> **Problem to work on**:
All lines holding the string "JSON" are to be shown.

> **Materials provided**:
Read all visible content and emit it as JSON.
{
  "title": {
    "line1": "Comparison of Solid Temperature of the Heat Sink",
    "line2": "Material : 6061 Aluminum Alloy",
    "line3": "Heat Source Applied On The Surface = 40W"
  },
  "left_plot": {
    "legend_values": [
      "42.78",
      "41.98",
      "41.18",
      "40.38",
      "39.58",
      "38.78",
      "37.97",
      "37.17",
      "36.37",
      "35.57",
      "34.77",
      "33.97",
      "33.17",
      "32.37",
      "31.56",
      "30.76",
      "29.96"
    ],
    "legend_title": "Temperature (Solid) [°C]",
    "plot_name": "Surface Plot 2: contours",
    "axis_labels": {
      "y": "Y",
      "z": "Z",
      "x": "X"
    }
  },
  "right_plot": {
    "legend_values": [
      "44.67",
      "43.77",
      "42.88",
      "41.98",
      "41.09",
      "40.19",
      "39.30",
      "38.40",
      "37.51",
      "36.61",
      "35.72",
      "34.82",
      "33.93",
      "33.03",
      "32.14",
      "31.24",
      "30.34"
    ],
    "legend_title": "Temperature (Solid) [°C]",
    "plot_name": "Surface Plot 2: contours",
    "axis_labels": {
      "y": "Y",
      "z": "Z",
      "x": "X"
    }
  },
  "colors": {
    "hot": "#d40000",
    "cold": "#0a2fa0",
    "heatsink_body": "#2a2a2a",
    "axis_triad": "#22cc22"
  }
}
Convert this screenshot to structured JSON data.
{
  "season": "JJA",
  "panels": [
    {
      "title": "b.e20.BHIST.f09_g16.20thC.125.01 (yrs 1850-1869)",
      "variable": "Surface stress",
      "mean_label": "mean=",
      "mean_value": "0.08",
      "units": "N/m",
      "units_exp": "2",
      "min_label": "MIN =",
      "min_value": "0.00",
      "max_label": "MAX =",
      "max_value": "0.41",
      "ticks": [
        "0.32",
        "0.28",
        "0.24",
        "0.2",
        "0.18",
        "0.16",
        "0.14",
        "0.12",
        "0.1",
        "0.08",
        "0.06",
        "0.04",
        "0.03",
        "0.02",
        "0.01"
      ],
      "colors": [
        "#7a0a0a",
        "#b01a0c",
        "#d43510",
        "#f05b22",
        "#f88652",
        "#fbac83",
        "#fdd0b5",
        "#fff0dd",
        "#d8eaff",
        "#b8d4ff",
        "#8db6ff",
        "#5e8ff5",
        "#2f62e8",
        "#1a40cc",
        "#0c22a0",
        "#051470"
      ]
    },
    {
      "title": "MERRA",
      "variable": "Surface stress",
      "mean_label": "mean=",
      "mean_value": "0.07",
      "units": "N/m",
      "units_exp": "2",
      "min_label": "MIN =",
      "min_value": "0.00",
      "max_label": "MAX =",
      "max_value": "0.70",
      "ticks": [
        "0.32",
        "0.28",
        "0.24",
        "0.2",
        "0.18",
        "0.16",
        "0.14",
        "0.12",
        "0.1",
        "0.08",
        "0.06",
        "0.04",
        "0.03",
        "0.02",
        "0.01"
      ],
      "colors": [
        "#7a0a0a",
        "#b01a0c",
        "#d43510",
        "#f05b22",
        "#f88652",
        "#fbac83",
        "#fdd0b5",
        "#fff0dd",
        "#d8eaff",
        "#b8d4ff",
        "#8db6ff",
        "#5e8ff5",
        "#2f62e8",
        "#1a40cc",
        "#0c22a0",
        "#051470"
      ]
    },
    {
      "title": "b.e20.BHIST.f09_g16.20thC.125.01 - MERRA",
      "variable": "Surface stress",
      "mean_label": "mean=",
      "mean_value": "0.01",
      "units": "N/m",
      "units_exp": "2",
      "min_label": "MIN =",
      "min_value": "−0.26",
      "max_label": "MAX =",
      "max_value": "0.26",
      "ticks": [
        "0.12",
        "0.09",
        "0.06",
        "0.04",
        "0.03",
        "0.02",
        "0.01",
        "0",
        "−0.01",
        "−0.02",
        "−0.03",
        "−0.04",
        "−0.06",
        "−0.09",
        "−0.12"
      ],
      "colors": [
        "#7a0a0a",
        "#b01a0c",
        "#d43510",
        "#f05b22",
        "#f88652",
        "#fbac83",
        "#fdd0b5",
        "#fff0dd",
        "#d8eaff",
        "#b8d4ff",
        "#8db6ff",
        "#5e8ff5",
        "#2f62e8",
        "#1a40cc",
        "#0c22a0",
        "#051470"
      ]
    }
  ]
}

> **Output of the exercise**:
Read all visible content and emit it as JSON.
Convert this screenshot to structured JSON data.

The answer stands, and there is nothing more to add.